Source material:
# # # # # # #

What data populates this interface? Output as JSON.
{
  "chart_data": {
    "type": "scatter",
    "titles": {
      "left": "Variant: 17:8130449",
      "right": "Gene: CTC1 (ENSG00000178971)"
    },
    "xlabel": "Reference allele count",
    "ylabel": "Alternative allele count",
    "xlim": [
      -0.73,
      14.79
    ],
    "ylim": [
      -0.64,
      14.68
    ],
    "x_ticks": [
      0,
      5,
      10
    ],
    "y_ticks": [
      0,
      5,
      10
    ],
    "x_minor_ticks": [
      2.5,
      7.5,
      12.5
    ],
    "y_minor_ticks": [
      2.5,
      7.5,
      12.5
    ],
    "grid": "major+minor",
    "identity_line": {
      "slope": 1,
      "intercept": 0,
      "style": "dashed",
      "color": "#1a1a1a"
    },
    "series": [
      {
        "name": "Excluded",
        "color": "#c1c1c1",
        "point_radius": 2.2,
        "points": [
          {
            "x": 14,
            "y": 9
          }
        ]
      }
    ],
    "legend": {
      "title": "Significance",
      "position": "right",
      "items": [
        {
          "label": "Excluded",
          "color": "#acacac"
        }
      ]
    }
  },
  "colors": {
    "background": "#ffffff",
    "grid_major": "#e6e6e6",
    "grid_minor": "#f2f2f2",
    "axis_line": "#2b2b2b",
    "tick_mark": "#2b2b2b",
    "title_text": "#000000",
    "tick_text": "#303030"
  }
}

# # # # # # #

Request:
Repeat every line of the records above exactly.

Reply to the task:
What data populates this interface? Output as JSON.
{
  "chart_data": {
    "type": "scatter",
    "titles": {
      "left": "Variant: 17:8130449",
      "right": "Gene: CTC1 (ENSG00000178971)"
    },
    "xlabel": "Reference allele count",
    "ylabel": "Alternative allele count",
    "xlim": [
      -0.73,
      14.79
    ],
    "ylim": [
      -0.64,
      14.68
    ],
    "x_ticks": [
      0,
      5,
      10
    ],
    "y_ticks": [
      0,
      5,
      10
    ],
    "x_minor_ticks": [
      2.5,
      7.5,
      12.5
    ],
    "y_minor_ticks": [
      2.5,
      7.5,
      12.5
    ],
    "grid": "major+minor",
    "identity_line": {
      "slope": 1,
      "intercept": 0,
      "style": "dashed",
      "color": "#1a1a1a"
    },
    "series": [
      {
        "name": "Excluded",
        "color": "#c1c1c1",
        "point_radius": 2.2,
        "points": [
          {
            "x": 14,
            "y": 9
          }
        ]
      }
    ],
    "legend": {
      "title": "Significance",
      "position": "right",
      "items": [
        {
          "label": "Excluded",
          "color": "#acacac"
        }
      ]
    }
  },
  "colors": {
    "background": "#ffffff",
    "grid_major": "#e6e6e6",
    "grid_minor": "#f2f2f2",
    "axis_line": "#2b2b2b",
    "tick_mark": "#2b2b2b",
    "title_text": "#000000",
    "tick_text": "#303030"
  }
}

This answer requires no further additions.